=== EXERCISE MATERIALS ===
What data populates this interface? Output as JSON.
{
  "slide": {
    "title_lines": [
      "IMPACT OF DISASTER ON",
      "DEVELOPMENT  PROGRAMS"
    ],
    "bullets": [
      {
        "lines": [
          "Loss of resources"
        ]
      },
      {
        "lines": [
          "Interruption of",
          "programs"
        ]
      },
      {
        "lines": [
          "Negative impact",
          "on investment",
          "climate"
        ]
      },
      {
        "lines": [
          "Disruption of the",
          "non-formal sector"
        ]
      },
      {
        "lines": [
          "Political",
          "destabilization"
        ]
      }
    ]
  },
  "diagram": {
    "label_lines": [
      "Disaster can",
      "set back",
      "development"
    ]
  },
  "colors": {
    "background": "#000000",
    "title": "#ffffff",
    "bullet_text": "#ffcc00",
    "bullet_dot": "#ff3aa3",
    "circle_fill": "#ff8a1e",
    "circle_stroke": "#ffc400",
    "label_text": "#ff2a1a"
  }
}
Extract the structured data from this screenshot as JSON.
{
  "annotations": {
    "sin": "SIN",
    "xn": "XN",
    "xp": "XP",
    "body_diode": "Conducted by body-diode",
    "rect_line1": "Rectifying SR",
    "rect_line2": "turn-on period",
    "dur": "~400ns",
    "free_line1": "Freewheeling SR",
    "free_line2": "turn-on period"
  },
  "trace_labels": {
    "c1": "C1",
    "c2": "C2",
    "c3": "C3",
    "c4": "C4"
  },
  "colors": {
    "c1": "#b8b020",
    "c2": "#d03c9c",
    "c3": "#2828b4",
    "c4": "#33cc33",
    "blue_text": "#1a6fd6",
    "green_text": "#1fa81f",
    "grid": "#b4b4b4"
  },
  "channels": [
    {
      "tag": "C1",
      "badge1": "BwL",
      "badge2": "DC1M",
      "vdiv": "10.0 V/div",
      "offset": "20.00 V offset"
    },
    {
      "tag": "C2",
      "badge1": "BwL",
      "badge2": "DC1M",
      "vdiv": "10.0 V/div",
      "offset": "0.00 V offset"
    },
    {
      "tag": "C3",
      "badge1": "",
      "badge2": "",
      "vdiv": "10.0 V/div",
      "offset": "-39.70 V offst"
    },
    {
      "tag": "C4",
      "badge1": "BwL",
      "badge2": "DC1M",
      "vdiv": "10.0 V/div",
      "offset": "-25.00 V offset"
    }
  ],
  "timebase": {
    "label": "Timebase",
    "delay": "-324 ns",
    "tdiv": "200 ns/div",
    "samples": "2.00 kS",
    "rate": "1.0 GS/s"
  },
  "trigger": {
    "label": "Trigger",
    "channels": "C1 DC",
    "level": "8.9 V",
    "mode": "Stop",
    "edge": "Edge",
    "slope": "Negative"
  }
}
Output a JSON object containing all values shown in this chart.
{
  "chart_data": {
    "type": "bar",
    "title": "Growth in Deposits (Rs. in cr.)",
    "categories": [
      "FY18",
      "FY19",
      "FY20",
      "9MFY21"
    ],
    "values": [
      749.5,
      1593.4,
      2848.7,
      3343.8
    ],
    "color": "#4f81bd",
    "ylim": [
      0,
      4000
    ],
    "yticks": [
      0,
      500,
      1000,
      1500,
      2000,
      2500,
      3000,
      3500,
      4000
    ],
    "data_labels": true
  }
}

=== WRITTEN REQUEST ===
Each entry above is to be set down again in exactly the same words.

=== THE ANSWER ===
What data populates this interface? Output as JSON.
{
  "slide": {
    "title_lines": [
      "IMPACT OF DISASTER ON",
      "DEVELOPMENT  PROGRAMS"
    ],
    "bullets": [
      {
        "lines": [
          "Loss of resources"
        ]
      },
      {
        "lines": [
          "Interruption of",
          "programs"
        ]
      },
      {
        "lines": [
          "Negative impact",
          "on investment",
          "climate"
        ]
      },
      {
        "lines": [
          "Disruption of the",
          "non-formal sector"
        ]
      },
      {
        "lines": [
          "Political",
          "destabilization"
        ]
      }
    ]
  },
  "diagram": {
    "label_lines": [
      "Disaster can",
      "set back",
      "development"
    ]
  },
  "colors": {
    "background": "#000000",
    "title": "#ffffff",
    "bullet_text": "#ffcc00",
    "bullet_dot": "#ff3aa3",
    "circle_fill": "#ff8a1e",
    "circle_stroke": "#ffc400",
    "label_text": "#ff2a1a"
  }
}
Extract the structured data from this screenshot as JSON.
{
  "annotations": {
    "sin": "SIN",
    "xn": "XN",
    "xp": "XP",
    "body_diode": "Conducted by body-diode",
    "rect_line1": "Rectifying SR",
    "rect_line2": "turn-on period",
    "dur": "~400ns",
    "free_line1": "Freewheeling SR",
    "free_line2": "turn-on period"
  },
  "trace_labels": {
    "c1": "C1",
    "c2": "C2",
    "c3": "C3",
    "c4": "C4"
  },
  "colors": {
    "c1": "#b8b020",
    "c2": "#d03c9c",
    "c3": "#2828b4",
    "c4": "#33cc33",
    "blue_text": "#1a6fd6",
    "green_text": "#1fa81f",
    "grid": "#b4b4b4"
  },
  "channels": [
    {
      "tag": "C1",
      "badge1": "BwL",
      "badge2": "DC1M",
      "vdiv": "10.0 V/div",
      "offset": "20.00 V offset"
    },
    {
      "tag": "C2",
      "badge1": "BwL",
      "badge2": "DC1M",
      "vdiv": "10.0 V/div",
      "offset": "0.00 V offset"
    },
    {
      "tag": "C3",
      "badge1": "",
      "badge2": "",
      "vdiv": "10.0 V/div",
      "offset": "-39.70 V offst"
    },
    {
      "tag": "C4",
      "badge1": "BwL",
      "badge2": "DC1M",
      "vdiv": "10.0 V/div",
      "offset": "-25.00 V offset"
    }
  ],
  "timebase": {
    "label": "Timebase",
    "delay": "-324 ns",
    "tdiv": "200 ns/div",
    "samples": "2.00 kS",
    "rate": "1.0 GS/s"
  },
  "trigger": {
    "label": "Trigger",
    "channels": "C1 DC",
    "level": "8.9 V",
    "mode": "Stop",
    "edge": "Edge",
    "slope": "Negative"
  }
}
Output a JSON object containing all values shown in this chart.
{
  "chart_data": {
    "type": "bar",
    "title": "Growth in Deposits (Rs. in cr.)",
    "categories": [
      "FY18",
      "FY19",
      "FY20",
      "9MFY21"
    ],
    "values": [
      749.5,
      1593.4,
      2848.7,
      3343.8
    ],
    "color": "#4f81bd",
    "ylim": [
      0,
      4000
    ],
    "yticks": [
      0,
      500,
      1000,
      1500,
      2000,
      2500,
      3000,
      3500,
      4000
    ],
    "data_labels": true
  }
}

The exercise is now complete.